# RECORDS PROVIDED start
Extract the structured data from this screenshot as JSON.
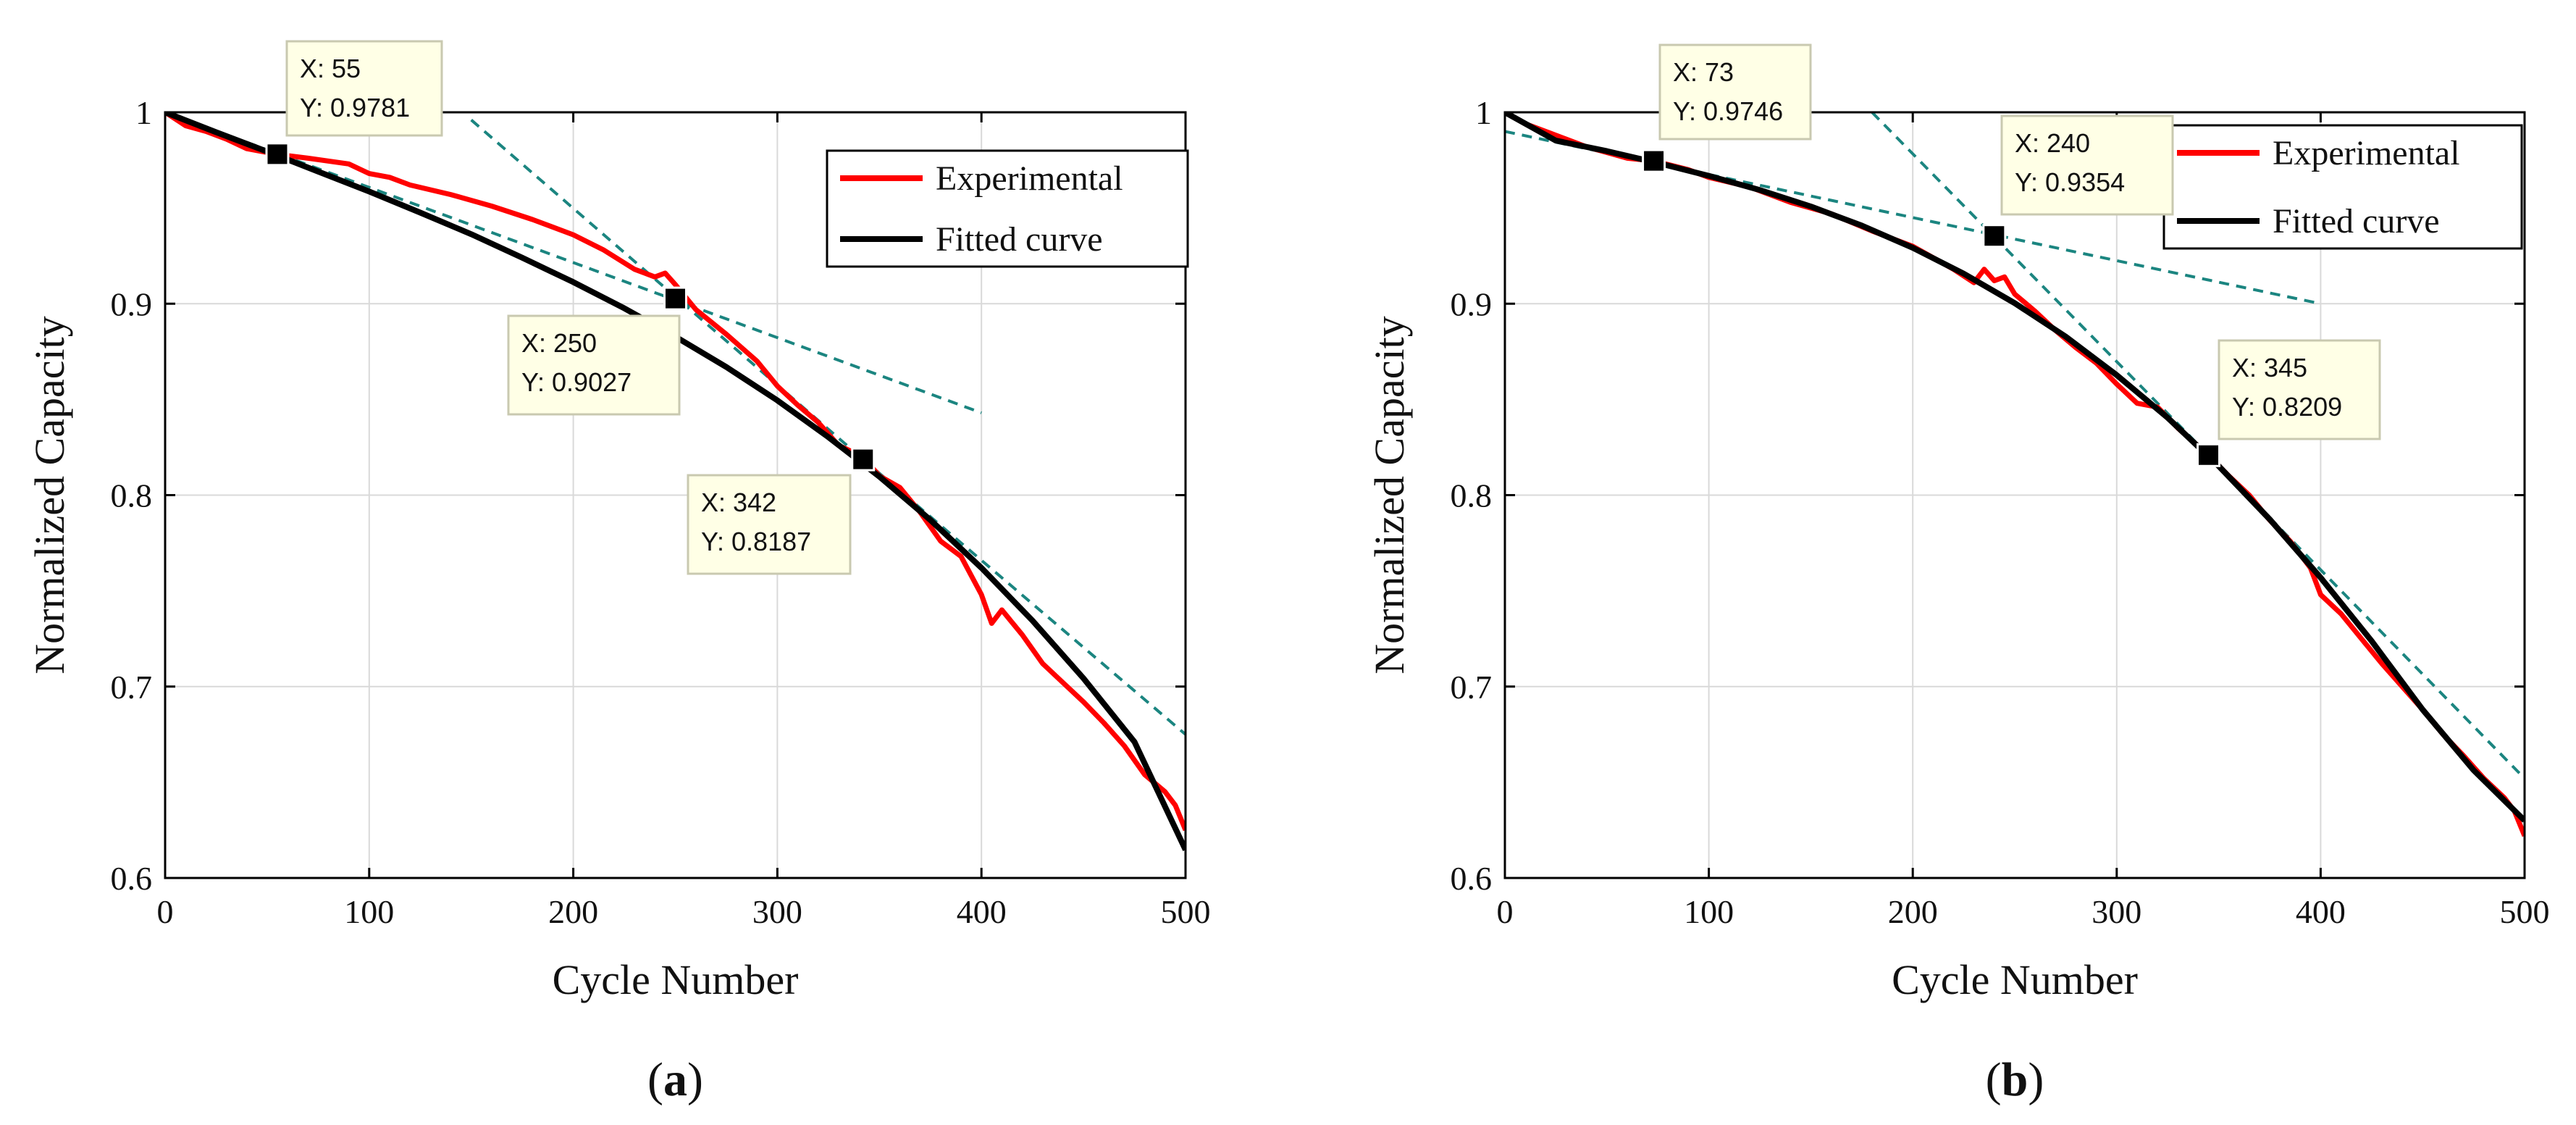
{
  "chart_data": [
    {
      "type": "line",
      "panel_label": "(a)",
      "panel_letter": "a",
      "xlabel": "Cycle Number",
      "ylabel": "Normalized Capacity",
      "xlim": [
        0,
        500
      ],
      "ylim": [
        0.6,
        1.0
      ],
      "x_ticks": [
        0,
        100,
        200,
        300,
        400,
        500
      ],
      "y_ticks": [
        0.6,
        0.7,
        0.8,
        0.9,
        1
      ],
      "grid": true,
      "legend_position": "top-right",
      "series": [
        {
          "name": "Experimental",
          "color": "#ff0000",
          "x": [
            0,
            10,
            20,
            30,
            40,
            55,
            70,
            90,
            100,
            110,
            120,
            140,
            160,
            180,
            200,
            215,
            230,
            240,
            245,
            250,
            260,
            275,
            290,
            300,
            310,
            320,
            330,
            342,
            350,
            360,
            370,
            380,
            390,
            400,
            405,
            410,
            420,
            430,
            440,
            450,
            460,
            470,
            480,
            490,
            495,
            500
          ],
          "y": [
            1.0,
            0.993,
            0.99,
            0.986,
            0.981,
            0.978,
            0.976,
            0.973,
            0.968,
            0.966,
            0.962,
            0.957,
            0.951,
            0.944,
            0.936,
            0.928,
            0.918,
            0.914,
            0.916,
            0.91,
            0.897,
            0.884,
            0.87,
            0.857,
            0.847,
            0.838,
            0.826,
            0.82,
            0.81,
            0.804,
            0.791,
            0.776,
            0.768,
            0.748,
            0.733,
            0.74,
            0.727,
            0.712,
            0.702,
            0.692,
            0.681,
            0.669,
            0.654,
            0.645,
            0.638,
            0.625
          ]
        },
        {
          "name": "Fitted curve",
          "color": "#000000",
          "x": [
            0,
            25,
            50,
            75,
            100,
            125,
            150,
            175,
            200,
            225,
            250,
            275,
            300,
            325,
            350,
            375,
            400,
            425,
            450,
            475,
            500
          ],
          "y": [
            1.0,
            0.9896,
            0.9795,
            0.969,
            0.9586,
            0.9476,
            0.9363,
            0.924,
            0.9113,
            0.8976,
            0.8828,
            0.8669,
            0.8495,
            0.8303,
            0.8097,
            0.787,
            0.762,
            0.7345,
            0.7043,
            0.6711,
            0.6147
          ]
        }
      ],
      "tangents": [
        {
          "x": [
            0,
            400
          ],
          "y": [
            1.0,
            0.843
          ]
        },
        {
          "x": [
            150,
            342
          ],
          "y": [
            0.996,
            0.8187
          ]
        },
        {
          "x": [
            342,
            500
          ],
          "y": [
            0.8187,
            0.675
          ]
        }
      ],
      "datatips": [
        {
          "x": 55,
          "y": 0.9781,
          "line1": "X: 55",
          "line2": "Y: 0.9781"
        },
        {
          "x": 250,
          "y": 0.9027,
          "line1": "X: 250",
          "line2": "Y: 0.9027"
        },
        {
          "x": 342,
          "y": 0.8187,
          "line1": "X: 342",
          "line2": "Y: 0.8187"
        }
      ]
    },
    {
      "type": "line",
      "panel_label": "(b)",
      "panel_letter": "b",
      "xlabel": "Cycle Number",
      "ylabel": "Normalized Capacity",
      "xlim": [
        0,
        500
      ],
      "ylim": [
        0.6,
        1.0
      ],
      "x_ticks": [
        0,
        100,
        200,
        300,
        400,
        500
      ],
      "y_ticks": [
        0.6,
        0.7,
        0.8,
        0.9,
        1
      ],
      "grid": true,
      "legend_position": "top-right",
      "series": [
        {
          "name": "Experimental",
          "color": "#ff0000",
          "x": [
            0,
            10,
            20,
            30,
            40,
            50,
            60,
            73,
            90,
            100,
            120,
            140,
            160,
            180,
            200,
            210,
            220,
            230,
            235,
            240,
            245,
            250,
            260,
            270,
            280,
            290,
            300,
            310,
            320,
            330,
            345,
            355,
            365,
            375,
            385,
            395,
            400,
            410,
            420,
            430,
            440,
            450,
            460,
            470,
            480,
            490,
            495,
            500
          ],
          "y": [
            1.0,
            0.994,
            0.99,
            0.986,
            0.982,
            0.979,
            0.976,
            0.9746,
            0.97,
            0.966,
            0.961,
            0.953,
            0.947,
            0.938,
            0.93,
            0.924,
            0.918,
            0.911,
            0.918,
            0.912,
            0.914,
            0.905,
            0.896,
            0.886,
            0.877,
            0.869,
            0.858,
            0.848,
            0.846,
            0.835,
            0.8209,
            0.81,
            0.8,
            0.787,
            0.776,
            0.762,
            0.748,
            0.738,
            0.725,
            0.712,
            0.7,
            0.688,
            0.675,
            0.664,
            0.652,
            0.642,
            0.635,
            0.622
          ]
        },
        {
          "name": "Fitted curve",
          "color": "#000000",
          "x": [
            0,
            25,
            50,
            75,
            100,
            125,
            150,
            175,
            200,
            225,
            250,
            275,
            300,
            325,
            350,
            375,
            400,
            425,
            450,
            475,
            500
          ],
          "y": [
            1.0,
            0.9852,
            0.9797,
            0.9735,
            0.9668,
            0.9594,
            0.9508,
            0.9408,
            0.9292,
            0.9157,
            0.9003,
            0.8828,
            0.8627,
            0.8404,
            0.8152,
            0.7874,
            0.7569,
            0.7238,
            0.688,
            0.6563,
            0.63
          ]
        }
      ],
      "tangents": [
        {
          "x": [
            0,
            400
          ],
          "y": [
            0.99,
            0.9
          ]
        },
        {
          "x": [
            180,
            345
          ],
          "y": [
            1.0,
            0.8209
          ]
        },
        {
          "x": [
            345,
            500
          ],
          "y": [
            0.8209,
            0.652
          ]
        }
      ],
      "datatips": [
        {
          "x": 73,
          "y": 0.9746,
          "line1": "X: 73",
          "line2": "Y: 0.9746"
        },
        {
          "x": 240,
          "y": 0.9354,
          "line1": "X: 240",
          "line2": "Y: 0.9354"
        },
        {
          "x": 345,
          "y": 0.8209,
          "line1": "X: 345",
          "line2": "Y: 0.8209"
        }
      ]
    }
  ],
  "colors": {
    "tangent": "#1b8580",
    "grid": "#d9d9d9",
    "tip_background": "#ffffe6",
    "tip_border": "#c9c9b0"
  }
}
# RECORDS PROVIDED end
# RECORDS PROVIDED start
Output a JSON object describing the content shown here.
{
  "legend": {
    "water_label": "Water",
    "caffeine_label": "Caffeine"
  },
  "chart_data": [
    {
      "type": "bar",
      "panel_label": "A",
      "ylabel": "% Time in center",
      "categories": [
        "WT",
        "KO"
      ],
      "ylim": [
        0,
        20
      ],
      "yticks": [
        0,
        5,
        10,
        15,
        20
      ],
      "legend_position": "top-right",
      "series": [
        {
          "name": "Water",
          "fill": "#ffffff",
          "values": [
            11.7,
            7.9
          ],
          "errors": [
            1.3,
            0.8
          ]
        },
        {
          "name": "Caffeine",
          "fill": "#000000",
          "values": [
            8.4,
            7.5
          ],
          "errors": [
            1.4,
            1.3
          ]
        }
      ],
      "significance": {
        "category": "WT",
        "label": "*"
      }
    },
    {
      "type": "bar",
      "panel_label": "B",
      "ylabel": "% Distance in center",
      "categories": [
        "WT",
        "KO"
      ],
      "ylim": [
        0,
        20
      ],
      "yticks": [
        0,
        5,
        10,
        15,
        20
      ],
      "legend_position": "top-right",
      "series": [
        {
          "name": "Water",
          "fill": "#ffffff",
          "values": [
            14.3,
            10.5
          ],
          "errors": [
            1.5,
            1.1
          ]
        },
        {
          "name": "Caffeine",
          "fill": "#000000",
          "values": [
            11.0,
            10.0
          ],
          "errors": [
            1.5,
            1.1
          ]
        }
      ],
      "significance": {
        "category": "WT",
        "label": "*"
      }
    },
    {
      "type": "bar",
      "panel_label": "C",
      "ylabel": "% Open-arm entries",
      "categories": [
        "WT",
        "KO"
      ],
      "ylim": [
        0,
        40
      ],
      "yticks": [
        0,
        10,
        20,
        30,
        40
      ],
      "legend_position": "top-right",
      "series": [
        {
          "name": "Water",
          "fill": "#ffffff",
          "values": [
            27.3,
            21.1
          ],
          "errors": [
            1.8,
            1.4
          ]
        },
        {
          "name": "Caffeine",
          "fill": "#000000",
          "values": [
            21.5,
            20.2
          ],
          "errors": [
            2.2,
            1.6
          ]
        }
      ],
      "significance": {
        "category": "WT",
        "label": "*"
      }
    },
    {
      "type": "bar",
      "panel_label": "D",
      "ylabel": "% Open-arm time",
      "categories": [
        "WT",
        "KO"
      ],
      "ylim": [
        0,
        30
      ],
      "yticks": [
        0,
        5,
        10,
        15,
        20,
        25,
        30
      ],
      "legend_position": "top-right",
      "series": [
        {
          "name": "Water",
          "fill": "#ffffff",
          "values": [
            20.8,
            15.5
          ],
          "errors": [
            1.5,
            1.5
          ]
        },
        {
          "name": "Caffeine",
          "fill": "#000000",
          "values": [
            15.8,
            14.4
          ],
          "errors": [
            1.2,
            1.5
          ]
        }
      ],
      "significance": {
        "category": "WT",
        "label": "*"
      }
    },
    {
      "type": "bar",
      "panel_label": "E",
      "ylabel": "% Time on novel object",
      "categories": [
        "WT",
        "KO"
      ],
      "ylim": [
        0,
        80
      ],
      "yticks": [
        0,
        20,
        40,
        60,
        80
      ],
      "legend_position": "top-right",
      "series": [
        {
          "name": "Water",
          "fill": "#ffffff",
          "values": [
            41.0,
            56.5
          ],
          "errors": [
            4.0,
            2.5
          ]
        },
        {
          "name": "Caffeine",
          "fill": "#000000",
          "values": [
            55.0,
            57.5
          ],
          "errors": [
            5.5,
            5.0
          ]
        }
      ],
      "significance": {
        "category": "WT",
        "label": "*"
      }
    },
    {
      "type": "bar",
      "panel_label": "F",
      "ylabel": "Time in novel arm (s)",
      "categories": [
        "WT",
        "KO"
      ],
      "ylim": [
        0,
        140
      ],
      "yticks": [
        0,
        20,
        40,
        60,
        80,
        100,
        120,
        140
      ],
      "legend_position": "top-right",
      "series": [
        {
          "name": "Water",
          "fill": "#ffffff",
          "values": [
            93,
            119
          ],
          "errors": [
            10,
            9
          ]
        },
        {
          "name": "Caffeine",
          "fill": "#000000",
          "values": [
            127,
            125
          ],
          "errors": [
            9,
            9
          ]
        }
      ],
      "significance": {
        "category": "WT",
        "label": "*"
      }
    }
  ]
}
# RECORDS PROVIDED end
Show, from the material above, each line that includes the string "ylabel".

**WRITTEN ANSWER:**
      "ylabel": "Normalized Capacity",
      "ylabel": "Normalized Capacity",
      "ylabel": "% Time in center",
      "ylabel": "% Distance in center",
      "ylabel": "% Open-arm entries",
      "ylabel": "% Open-arm time",
      "ylabel": "% Time on novel object",
      "ylabel": "Time in novel arm (s)",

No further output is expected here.